[START OF RECORDS SHOWN]

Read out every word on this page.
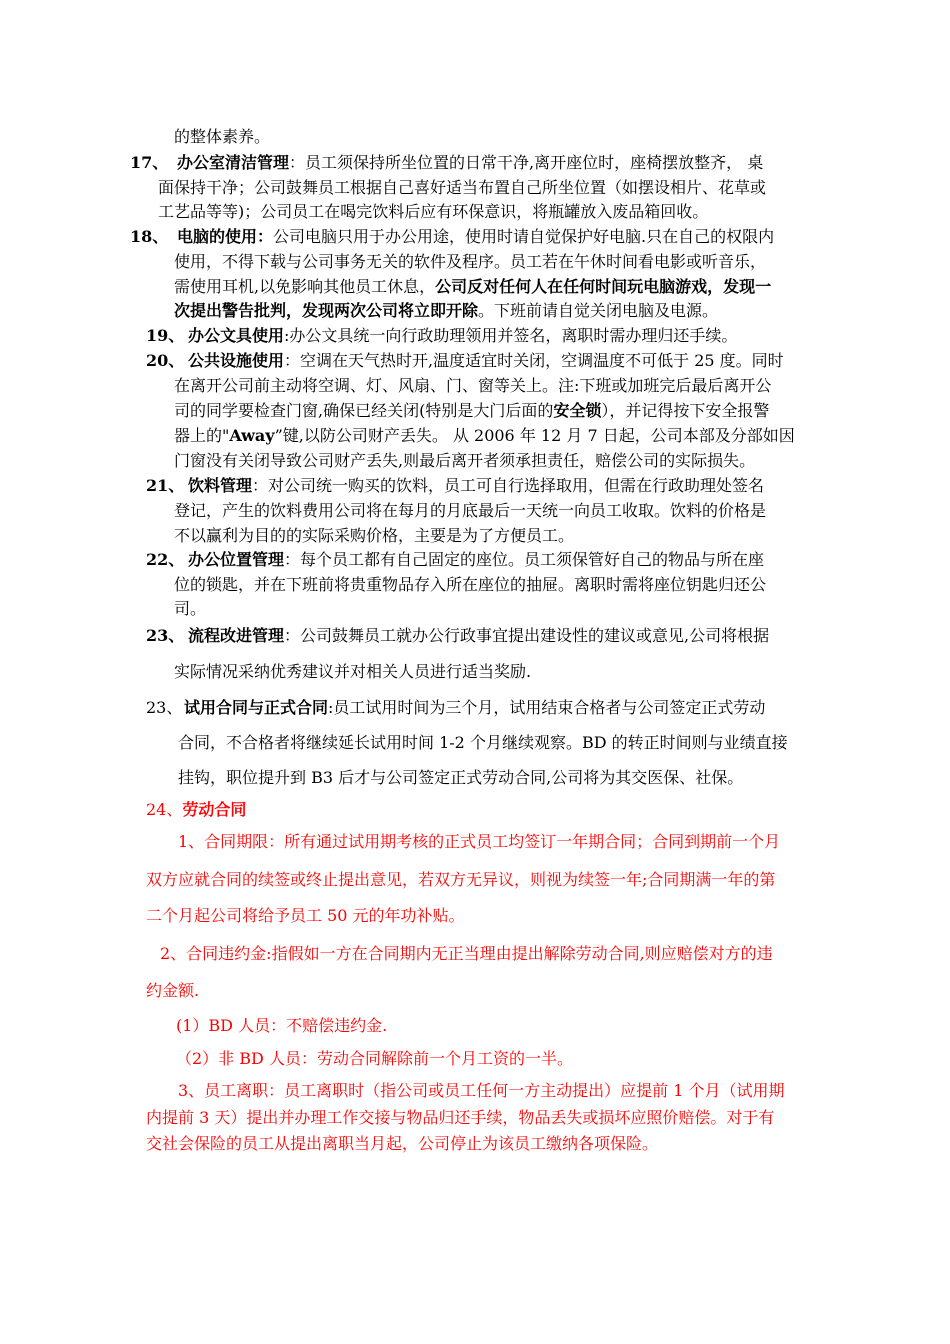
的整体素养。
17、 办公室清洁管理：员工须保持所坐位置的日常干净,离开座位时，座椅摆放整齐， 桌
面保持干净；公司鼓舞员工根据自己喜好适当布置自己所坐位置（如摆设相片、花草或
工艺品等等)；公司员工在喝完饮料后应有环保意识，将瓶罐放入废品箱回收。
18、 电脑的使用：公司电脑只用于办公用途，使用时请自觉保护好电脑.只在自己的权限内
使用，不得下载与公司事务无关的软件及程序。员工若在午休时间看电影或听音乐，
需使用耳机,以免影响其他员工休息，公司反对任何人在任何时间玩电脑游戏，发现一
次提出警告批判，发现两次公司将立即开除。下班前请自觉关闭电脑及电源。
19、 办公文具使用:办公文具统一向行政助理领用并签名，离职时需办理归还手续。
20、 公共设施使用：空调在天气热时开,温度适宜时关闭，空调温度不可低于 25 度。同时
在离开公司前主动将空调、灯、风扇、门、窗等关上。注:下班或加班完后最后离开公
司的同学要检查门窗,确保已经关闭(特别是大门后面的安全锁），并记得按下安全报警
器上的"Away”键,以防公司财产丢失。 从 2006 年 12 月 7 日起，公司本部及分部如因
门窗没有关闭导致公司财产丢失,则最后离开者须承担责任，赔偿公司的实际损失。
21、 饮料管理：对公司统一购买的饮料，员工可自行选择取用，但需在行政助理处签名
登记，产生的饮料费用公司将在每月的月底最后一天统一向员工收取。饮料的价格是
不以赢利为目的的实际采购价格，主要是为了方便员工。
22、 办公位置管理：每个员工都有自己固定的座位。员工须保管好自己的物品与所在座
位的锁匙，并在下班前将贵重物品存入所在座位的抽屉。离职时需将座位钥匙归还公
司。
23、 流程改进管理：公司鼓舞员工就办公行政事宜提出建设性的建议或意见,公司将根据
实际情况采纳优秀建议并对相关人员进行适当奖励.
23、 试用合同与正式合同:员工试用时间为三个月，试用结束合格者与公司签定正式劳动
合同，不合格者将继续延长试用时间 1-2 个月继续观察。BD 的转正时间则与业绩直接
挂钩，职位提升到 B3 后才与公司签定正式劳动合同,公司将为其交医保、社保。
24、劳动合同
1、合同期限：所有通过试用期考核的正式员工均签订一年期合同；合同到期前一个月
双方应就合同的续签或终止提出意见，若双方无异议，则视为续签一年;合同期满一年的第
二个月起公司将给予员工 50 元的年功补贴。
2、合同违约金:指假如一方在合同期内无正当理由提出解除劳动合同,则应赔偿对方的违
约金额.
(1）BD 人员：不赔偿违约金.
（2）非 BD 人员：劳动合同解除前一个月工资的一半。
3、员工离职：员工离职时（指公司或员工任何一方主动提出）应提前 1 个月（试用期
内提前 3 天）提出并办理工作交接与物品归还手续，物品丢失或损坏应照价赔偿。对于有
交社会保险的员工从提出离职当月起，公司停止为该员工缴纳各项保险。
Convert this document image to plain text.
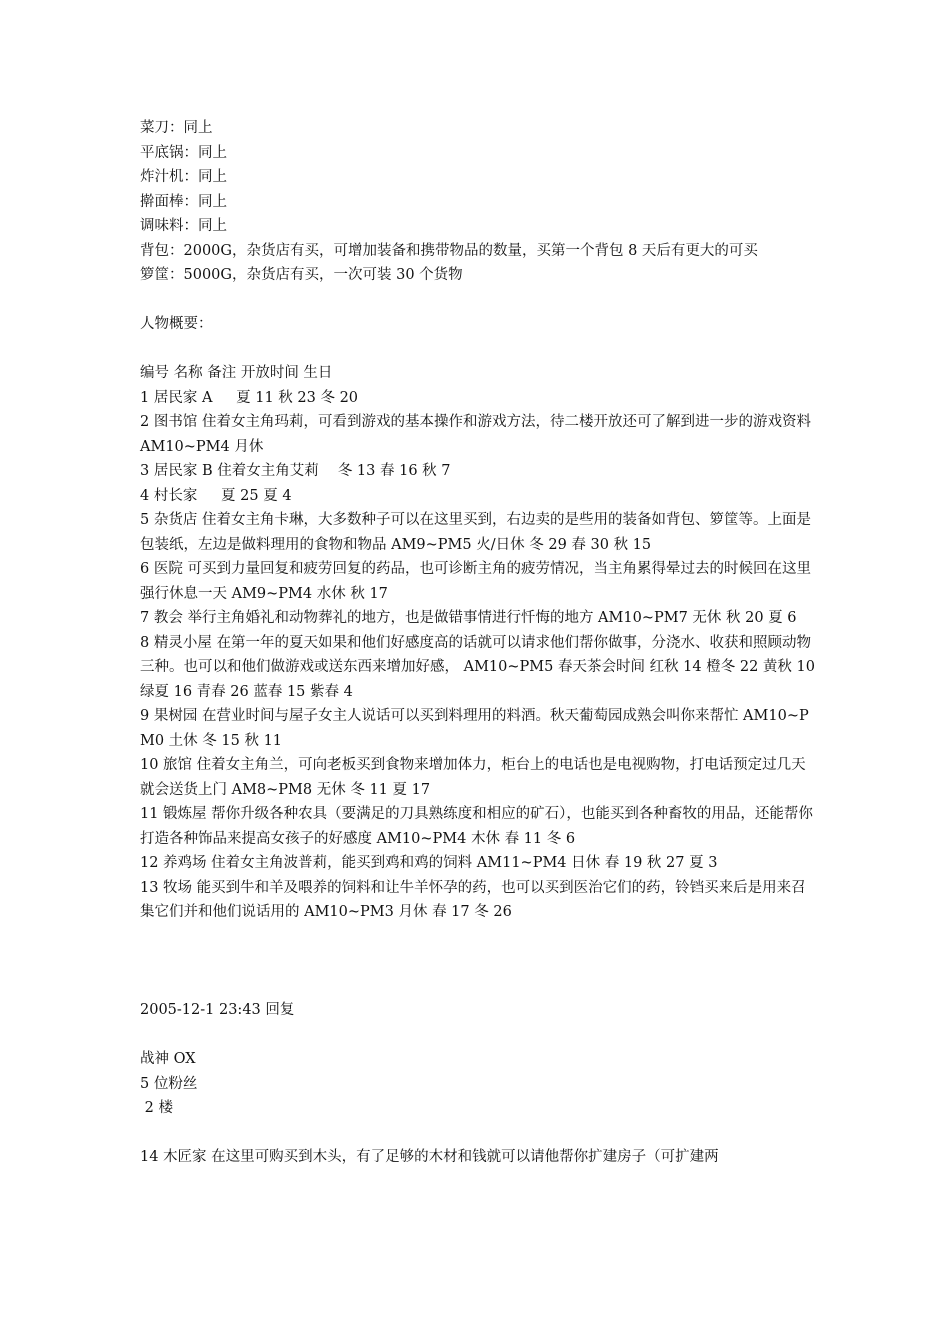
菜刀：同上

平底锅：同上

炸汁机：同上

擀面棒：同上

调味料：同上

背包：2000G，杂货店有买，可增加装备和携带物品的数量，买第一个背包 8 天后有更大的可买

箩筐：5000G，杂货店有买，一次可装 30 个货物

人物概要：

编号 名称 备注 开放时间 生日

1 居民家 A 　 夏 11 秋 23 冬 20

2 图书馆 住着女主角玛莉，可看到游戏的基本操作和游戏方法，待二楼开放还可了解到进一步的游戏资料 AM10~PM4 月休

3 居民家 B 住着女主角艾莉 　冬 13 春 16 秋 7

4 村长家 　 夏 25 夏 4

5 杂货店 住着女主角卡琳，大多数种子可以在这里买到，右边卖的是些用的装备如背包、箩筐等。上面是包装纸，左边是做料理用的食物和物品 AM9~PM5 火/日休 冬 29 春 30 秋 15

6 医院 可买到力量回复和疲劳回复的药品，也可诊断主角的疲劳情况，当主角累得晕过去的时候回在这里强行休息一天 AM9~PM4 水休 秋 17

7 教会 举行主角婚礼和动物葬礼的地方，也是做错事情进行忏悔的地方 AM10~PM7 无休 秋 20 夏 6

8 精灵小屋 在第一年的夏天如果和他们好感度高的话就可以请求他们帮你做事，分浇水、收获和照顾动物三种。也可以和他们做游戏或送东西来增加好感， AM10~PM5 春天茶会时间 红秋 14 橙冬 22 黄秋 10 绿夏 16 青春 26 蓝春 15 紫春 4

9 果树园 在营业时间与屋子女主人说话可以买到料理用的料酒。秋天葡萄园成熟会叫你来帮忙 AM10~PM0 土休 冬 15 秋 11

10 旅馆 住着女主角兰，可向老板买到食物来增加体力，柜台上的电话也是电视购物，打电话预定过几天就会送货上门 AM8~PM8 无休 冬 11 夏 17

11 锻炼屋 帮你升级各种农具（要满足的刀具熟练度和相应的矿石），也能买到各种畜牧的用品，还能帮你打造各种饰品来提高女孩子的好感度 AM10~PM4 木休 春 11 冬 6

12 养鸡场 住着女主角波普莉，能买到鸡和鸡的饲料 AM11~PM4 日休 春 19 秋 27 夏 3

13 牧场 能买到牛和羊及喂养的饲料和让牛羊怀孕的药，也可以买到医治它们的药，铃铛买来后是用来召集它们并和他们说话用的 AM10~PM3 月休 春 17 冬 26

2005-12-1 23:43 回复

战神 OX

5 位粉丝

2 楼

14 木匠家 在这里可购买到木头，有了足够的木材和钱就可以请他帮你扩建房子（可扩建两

[END OF RECORDS SHOWN]

WRITTEN PROBLEM:
State how many lines include the string "this", and nothing more.

WRITTEN SOLUTION:
2